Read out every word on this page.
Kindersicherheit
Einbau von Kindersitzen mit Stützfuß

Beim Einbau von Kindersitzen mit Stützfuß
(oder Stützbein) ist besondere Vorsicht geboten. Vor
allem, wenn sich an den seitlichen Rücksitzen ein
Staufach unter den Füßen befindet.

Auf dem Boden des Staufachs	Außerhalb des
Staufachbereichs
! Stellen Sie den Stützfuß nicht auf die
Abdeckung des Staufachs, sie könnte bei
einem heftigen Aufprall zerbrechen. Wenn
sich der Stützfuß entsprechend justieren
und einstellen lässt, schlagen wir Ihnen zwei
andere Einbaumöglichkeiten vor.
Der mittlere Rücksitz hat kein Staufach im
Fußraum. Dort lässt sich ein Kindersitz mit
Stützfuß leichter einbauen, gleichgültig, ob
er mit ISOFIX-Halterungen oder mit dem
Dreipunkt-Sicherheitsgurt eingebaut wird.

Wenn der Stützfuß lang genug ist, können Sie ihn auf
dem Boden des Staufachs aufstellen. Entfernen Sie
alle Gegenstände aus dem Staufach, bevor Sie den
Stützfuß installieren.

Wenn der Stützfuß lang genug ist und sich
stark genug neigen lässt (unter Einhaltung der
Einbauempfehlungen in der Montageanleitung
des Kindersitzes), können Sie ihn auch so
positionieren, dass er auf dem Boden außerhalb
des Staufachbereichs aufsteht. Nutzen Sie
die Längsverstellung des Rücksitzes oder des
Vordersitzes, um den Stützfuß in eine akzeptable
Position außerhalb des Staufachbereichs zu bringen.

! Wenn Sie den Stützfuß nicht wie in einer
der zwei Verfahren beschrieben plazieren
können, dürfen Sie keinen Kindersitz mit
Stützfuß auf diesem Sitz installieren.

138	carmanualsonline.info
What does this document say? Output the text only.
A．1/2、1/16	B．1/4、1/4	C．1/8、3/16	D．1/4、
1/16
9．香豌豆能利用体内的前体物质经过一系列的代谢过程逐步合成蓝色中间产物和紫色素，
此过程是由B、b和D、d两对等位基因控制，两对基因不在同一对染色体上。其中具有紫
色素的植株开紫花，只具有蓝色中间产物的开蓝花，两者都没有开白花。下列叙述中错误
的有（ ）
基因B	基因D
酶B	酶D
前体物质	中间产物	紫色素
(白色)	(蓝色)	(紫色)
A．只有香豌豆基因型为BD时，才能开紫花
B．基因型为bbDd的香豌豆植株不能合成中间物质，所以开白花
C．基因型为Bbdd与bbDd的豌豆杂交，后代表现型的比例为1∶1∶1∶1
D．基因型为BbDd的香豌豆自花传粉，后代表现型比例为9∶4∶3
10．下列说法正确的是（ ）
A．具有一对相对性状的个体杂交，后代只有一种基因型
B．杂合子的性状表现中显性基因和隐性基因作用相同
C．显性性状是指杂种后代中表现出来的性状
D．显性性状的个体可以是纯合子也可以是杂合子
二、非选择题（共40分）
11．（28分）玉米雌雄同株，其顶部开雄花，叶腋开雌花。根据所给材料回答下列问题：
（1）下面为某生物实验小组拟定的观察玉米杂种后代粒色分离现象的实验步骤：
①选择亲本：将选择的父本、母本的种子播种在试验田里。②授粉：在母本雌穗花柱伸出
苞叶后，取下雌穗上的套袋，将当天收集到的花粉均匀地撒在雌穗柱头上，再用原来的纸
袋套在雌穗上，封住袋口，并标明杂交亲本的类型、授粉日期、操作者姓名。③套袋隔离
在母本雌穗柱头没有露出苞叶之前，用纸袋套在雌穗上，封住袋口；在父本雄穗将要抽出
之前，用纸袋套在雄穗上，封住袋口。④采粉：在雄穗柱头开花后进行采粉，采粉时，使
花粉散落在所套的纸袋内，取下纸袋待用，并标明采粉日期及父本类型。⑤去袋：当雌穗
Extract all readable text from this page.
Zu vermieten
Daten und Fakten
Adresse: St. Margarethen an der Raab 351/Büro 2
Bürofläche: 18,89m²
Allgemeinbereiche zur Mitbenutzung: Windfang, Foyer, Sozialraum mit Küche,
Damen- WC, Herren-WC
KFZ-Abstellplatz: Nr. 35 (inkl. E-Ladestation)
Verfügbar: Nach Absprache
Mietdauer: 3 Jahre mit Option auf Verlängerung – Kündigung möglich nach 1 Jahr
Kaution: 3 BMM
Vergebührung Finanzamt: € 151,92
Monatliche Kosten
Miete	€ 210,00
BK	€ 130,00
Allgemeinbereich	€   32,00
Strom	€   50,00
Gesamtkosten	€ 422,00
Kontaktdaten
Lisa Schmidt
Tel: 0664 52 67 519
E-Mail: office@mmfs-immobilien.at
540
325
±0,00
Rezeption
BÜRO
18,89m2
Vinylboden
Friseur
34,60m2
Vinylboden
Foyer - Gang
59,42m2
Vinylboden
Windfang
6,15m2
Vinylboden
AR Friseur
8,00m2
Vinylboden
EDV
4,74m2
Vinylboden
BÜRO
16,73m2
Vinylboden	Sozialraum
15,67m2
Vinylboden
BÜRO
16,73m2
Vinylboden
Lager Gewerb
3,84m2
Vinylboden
● ● ● ●
Look through the lines above and collect those with the word "Staufachs".

TASK SOLUTION:
Auf dem Boden des Staufachs	Außerhalb des
Abdeckung des Staufachs, sie könnte bei
dem Boden des Staufachs aufstellen. Entfernen Sie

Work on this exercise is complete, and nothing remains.